- [Exercise instructions]:
In the listing, reproduce the lines from the line with "source-note: Source: Data" to the line with "data-label: 49,0% — [120, 150, 157, 164]", replacing "data-label" with "value-label" and leaving everything else unchanged. Output only those lines.

+++ Supplied data +++

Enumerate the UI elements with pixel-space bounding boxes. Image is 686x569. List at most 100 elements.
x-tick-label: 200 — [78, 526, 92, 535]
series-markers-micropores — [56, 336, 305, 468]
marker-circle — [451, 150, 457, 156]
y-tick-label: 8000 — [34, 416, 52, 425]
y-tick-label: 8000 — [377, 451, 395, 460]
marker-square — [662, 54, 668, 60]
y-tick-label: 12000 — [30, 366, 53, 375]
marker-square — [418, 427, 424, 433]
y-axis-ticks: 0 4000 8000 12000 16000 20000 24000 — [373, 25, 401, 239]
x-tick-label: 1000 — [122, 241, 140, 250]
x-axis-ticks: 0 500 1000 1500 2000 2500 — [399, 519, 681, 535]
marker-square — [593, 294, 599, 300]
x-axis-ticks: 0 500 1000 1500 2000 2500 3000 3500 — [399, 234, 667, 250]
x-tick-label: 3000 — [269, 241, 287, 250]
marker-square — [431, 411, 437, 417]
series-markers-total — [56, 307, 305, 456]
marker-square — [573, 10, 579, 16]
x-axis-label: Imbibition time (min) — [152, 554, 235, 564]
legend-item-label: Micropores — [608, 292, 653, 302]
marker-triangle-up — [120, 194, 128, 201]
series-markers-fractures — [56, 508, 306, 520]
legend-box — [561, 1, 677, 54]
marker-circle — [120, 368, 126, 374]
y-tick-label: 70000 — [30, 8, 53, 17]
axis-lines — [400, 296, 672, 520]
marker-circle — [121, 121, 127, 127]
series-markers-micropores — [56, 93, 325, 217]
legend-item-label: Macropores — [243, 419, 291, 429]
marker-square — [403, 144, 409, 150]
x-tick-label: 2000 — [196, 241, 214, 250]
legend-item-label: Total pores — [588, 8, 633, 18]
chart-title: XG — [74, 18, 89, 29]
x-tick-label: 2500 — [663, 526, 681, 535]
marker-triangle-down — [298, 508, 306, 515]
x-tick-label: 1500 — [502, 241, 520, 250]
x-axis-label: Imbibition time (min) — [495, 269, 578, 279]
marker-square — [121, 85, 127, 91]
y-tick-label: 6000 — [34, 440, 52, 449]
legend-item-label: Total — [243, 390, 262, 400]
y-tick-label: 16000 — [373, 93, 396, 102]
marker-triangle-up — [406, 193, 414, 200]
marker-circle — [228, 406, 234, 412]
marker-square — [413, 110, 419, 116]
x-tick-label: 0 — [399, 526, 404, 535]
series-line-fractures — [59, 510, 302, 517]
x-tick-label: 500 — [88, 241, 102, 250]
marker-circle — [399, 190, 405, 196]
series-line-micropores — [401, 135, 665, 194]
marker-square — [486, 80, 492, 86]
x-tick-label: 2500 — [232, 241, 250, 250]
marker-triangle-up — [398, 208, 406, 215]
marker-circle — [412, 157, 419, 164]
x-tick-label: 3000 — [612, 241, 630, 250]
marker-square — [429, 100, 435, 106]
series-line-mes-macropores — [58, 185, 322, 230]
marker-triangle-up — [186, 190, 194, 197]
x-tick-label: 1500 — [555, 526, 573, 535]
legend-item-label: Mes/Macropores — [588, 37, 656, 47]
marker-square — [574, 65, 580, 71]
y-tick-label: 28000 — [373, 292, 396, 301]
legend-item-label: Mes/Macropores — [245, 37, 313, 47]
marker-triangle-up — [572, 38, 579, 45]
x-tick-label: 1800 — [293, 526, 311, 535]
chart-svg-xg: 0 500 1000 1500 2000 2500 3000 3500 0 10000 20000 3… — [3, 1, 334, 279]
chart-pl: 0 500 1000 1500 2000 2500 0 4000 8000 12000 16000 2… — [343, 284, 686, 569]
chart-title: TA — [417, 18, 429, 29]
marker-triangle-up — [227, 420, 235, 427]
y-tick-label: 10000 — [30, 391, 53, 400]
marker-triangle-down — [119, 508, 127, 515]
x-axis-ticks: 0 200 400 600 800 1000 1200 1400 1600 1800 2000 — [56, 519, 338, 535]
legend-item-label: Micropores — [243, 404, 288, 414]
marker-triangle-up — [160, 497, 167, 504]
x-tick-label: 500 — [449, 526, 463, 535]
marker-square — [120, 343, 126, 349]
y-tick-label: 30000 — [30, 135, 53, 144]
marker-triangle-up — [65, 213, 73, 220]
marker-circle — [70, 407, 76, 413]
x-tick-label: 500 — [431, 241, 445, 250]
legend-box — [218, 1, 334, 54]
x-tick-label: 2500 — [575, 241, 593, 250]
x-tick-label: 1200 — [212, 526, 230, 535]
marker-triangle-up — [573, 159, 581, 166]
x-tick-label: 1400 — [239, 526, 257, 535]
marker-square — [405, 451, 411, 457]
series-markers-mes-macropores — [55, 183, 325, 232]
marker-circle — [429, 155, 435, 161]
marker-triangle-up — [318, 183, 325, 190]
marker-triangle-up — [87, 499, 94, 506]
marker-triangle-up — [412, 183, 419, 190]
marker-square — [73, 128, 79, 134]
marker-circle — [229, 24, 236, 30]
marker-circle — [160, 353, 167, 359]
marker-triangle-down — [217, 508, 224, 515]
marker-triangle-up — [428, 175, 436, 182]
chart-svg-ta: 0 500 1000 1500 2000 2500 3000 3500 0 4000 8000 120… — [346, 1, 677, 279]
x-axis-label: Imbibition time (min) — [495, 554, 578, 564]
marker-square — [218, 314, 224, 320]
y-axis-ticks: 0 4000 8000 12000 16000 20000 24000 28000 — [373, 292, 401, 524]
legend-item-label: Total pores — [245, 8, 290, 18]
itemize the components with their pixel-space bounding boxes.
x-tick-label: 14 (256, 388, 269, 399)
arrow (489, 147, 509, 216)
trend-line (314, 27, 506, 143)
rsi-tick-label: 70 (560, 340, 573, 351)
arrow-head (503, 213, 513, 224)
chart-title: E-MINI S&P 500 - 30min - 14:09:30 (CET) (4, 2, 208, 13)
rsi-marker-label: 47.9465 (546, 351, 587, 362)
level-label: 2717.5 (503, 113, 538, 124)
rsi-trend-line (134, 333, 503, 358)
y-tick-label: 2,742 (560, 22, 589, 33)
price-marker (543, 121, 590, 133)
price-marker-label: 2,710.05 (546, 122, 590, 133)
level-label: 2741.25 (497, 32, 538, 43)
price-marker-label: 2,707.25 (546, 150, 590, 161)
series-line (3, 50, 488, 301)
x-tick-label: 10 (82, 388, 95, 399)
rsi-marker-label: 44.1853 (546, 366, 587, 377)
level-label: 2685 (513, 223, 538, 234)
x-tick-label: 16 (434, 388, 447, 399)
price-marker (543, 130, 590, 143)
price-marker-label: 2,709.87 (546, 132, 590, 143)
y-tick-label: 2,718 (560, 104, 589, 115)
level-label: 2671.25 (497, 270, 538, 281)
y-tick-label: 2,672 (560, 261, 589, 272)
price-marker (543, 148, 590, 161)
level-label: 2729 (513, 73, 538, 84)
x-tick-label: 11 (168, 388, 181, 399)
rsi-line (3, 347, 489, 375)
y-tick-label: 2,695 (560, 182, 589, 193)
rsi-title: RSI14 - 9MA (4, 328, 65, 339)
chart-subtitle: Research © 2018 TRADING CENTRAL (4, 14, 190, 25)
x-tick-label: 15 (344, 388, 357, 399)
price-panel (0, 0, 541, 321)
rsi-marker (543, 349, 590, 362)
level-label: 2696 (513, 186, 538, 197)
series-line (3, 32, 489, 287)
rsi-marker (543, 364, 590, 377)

+++
+++ Supplied data +++

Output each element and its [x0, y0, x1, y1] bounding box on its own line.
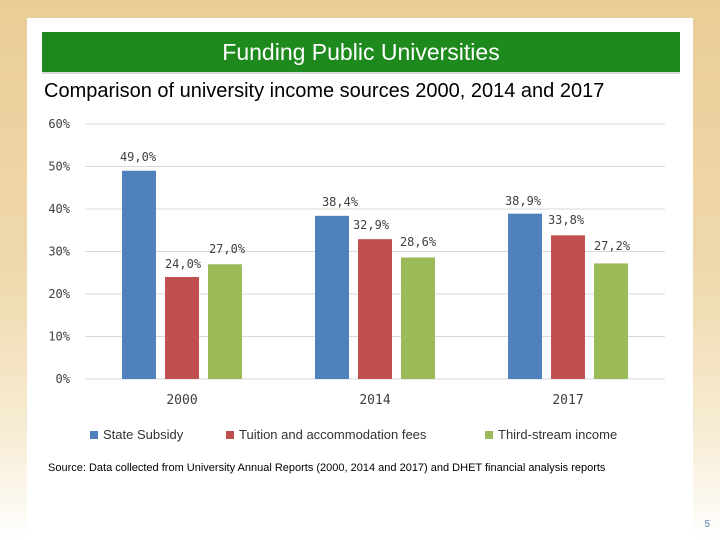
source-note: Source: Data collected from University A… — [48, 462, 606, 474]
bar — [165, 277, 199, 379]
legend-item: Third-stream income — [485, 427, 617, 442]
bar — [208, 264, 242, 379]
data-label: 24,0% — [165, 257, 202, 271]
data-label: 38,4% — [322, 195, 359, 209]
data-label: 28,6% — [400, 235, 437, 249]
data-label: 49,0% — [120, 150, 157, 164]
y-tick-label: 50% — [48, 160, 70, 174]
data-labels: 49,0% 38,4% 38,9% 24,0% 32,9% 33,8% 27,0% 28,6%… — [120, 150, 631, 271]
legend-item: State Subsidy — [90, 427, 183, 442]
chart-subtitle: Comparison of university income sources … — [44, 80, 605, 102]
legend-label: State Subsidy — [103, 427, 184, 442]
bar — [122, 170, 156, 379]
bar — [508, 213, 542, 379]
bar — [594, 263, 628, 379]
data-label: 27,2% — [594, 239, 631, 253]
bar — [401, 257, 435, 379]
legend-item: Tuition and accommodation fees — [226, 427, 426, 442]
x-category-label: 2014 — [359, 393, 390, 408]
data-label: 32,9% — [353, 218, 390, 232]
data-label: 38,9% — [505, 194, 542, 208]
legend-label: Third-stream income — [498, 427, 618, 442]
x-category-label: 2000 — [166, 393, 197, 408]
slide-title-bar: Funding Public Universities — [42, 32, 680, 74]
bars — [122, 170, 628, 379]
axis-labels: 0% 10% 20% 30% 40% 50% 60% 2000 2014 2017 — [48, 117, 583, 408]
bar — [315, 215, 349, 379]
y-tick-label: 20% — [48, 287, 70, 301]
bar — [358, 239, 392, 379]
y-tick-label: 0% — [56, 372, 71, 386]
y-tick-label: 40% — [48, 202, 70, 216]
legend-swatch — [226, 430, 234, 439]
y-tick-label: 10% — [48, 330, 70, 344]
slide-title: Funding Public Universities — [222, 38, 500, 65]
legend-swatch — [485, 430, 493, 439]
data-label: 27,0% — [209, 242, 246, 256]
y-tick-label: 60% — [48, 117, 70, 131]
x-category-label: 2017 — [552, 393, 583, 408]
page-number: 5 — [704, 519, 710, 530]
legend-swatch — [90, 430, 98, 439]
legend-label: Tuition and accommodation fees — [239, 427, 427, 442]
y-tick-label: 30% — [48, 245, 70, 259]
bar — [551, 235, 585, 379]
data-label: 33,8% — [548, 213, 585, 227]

+++
+++ Supplied data +++

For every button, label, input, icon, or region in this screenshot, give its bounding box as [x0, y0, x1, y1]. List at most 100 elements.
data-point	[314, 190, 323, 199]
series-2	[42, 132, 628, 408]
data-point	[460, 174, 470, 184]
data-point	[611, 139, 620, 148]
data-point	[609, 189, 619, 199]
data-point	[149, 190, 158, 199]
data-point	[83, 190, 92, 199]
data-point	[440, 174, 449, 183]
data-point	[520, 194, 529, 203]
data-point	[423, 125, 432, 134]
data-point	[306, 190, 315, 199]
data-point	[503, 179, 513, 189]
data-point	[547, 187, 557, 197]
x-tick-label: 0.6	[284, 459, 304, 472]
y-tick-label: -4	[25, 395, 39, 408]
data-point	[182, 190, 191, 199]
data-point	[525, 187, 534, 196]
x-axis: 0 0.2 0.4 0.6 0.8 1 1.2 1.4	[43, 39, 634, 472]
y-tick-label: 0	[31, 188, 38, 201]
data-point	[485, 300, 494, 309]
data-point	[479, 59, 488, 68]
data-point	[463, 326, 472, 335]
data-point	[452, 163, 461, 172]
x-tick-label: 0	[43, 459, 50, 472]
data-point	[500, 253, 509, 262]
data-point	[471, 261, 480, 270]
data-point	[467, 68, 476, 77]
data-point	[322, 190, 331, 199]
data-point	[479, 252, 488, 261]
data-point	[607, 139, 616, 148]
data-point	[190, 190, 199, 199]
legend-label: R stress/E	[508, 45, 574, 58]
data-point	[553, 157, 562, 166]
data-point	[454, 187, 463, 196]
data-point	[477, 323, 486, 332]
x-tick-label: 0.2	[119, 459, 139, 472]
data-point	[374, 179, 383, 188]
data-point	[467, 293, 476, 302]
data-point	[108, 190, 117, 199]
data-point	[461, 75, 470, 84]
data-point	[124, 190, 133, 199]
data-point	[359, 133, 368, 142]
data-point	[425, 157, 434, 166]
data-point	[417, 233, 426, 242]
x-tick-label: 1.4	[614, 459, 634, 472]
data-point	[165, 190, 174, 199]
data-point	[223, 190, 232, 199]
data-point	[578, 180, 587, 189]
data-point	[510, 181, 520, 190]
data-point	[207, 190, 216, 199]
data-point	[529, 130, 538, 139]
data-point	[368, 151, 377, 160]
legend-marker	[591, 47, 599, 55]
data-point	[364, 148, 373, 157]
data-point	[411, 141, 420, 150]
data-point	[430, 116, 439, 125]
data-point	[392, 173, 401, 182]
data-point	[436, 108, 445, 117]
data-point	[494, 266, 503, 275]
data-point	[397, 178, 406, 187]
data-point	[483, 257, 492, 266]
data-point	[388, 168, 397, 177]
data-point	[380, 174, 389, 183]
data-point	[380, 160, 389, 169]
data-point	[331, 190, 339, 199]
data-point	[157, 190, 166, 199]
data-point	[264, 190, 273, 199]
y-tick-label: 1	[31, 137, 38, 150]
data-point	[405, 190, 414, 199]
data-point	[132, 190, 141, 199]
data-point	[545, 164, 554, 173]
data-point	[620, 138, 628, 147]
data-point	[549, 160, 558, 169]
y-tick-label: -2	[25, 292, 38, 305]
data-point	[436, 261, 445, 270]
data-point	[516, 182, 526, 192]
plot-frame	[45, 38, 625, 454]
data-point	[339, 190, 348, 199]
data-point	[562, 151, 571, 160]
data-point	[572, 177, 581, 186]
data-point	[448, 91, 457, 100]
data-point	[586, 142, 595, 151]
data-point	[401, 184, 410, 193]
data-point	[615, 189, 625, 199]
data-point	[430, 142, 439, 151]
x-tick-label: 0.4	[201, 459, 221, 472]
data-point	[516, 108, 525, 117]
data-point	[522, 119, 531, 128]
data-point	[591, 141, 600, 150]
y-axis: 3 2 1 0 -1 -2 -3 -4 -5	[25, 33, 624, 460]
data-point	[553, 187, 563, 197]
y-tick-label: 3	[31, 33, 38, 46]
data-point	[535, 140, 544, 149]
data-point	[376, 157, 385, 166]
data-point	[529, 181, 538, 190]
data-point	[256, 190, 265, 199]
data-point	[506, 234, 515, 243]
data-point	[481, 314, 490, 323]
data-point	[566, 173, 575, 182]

+++

- [The response]:
source-note: Source: Data collected from University A… — [48, 462, 606, 474]
bar — [165, 277, 199, 379]
legend-item: Third-stream income — [485, 427, 617, 442]
bar — [208, 264, 242, 379]
value-label: 24,0% — [165, 257, 202, 271]
value-label: 38,4% — [322, 195, 359, 209]
value-label: 28,6% — [400, 235, 437, 249]
value-label: 49,0% — [120, 150, 157, 164]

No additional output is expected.